Description of the task: Report the count of lines holding "PISTON" in the records, with no other words.

(Records from a data collection)
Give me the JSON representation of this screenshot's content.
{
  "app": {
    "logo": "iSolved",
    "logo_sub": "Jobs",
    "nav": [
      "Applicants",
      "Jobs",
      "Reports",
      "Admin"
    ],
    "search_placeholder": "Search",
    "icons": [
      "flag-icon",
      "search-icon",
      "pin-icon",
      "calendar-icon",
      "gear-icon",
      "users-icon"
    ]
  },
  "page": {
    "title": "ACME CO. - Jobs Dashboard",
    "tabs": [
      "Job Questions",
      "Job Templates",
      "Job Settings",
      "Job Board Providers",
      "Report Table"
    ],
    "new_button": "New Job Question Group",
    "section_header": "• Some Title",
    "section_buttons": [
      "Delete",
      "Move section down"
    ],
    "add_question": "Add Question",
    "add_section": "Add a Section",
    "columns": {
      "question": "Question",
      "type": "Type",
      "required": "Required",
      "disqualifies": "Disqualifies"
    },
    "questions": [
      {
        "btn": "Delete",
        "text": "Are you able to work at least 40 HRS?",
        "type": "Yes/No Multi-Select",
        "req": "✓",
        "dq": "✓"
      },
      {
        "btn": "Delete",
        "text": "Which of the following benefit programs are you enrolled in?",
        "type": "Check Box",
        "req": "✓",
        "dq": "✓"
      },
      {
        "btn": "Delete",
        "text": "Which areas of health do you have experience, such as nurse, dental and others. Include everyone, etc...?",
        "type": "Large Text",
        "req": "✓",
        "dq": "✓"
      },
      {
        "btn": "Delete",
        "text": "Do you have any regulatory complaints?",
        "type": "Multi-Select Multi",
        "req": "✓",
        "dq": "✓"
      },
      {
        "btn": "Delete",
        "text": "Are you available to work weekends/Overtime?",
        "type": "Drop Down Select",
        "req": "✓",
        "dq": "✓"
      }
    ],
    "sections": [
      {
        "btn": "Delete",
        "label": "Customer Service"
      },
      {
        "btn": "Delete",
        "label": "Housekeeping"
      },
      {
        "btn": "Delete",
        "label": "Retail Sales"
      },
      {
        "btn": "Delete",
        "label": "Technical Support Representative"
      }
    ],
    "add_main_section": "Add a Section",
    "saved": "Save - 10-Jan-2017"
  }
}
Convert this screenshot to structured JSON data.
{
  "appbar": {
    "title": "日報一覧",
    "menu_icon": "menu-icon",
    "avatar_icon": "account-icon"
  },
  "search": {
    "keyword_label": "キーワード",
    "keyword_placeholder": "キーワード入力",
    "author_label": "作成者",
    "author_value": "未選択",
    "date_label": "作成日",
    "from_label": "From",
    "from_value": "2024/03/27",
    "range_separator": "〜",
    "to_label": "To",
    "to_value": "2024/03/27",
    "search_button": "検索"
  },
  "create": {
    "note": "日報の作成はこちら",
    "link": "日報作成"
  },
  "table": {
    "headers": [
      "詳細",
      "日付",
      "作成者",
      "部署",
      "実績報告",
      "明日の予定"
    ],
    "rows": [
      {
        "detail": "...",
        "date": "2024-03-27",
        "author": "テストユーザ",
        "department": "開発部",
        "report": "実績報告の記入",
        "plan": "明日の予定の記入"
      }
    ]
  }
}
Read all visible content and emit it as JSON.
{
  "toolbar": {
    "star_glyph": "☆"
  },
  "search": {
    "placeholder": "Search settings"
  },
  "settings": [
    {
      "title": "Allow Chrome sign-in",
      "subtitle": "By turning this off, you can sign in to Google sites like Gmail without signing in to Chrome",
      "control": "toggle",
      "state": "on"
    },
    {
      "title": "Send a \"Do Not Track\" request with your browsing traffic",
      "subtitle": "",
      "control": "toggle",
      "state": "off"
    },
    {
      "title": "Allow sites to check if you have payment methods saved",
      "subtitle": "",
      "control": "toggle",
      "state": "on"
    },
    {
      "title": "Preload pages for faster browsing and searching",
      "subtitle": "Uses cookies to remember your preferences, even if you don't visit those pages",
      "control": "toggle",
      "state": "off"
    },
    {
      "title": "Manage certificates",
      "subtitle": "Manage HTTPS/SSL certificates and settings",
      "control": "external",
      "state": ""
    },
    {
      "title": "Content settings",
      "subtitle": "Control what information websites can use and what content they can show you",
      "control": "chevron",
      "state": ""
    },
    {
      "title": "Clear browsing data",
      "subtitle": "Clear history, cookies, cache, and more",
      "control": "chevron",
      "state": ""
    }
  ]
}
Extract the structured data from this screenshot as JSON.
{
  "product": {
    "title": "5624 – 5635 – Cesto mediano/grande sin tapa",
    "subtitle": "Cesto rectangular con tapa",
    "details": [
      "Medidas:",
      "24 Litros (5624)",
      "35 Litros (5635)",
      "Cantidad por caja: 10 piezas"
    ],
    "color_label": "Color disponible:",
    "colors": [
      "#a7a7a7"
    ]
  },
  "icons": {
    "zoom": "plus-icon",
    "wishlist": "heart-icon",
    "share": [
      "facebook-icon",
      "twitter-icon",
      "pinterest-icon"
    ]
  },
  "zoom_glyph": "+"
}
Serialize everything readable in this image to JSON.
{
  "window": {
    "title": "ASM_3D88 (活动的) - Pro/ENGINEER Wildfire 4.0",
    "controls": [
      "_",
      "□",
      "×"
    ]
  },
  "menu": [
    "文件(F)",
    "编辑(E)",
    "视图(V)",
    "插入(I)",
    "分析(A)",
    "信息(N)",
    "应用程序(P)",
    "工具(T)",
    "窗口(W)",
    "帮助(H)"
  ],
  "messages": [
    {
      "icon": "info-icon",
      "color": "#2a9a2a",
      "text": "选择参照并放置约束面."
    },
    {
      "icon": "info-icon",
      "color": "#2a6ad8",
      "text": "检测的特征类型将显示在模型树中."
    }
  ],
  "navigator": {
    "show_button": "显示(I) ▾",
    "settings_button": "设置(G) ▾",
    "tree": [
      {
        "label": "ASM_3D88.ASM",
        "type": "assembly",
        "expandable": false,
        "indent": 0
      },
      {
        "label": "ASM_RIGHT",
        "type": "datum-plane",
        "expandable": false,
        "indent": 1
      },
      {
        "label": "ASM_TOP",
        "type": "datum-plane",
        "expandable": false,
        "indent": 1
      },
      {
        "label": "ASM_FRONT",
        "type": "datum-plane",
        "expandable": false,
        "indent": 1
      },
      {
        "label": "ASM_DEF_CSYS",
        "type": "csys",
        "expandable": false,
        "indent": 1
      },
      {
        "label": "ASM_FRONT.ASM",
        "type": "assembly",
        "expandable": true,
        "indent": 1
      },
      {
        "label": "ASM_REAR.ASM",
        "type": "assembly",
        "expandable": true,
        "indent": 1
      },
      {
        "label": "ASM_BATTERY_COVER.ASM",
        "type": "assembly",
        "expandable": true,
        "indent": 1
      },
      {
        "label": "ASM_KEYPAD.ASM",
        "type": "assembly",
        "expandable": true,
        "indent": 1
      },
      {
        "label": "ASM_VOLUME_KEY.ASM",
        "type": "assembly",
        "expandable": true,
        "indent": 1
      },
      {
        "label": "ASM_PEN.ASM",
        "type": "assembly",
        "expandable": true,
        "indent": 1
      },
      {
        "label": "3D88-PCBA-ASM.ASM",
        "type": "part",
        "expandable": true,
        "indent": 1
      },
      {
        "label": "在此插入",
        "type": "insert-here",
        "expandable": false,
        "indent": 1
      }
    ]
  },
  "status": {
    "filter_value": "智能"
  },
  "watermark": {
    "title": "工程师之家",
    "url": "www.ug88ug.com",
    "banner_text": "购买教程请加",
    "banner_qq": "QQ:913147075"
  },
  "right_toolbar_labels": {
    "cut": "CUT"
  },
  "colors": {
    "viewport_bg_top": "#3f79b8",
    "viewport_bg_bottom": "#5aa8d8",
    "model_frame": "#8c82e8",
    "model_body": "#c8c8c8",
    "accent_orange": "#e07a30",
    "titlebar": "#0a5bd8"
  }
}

---

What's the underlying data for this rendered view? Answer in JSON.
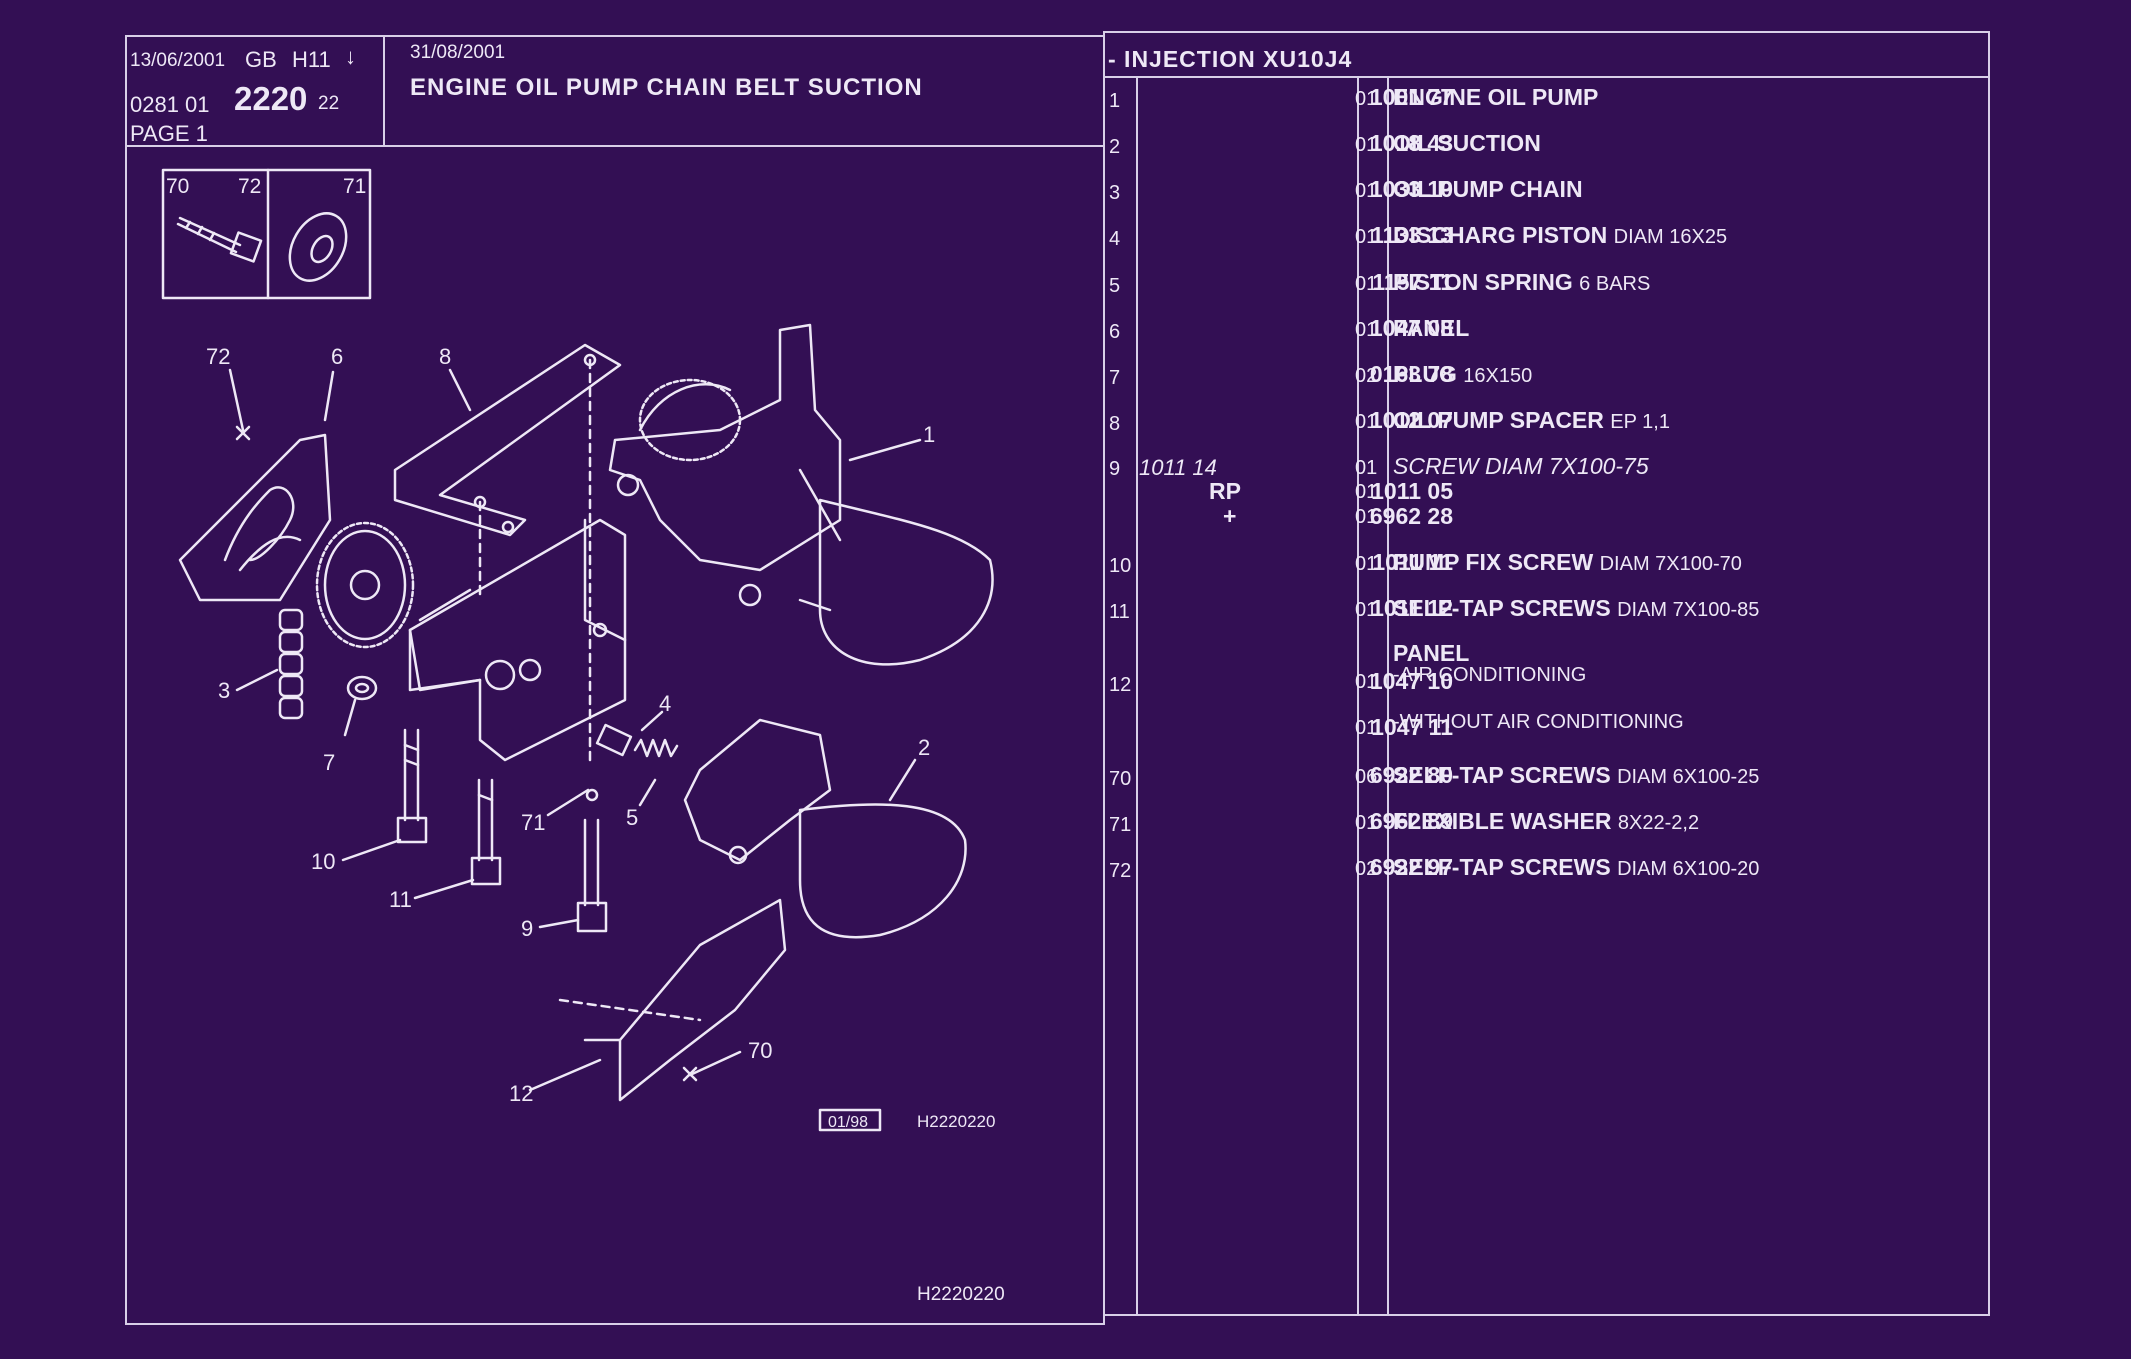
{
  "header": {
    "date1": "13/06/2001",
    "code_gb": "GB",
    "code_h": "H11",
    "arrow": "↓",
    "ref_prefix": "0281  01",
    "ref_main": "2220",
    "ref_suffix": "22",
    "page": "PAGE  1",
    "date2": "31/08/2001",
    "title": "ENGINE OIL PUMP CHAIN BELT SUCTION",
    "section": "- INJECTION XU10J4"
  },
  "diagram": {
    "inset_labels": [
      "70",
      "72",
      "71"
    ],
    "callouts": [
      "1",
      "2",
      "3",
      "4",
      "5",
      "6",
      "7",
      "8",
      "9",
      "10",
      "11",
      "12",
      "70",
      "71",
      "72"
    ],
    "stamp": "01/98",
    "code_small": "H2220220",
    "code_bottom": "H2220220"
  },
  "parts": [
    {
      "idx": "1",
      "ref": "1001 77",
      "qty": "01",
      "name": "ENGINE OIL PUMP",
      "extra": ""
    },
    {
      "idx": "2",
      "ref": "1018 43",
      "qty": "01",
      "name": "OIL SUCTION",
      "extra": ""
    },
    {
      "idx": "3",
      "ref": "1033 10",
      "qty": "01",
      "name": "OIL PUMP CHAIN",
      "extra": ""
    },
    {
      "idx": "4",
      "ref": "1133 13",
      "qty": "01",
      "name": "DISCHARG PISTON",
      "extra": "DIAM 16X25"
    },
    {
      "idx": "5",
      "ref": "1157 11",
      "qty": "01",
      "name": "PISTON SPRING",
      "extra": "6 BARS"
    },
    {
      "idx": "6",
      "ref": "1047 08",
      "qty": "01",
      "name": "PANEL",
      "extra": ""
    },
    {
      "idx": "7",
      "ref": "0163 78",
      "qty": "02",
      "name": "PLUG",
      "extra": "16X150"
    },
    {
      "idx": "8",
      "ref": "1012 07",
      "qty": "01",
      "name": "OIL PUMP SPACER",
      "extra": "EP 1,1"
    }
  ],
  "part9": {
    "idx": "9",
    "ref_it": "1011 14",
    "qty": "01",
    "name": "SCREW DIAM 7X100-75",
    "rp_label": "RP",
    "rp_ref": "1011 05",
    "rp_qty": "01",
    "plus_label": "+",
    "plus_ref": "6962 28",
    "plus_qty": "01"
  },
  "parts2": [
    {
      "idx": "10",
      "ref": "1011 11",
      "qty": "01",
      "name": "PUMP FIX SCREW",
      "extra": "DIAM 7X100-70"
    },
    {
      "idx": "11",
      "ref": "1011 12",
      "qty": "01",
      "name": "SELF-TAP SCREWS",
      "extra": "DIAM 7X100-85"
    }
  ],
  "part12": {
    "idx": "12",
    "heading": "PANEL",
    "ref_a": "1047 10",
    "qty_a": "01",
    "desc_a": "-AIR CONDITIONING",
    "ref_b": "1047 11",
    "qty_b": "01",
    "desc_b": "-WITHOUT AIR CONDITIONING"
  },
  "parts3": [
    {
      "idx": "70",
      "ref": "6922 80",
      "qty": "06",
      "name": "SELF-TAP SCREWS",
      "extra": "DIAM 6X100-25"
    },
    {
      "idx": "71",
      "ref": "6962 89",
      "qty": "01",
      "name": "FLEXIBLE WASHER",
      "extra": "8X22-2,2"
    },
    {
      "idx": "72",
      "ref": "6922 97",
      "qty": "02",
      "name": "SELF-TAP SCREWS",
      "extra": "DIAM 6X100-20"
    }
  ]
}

---

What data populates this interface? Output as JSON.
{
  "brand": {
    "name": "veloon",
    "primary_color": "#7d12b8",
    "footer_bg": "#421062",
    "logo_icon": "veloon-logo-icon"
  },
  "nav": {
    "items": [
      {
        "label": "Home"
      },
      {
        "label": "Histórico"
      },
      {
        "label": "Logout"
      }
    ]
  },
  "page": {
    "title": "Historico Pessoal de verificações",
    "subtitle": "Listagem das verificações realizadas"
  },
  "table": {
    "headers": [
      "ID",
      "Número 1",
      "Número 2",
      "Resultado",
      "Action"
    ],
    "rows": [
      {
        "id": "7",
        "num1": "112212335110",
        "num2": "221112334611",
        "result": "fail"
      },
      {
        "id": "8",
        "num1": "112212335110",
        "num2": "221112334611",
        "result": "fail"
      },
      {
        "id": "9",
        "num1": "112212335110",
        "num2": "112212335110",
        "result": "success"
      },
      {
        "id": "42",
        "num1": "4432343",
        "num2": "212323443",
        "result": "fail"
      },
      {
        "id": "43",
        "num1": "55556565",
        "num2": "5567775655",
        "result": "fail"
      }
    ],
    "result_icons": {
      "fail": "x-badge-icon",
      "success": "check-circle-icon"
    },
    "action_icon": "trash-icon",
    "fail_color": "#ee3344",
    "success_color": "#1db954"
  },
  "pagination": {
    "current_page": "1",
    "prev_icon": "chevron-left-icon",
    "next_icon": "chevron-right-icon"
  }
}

The completed task: 2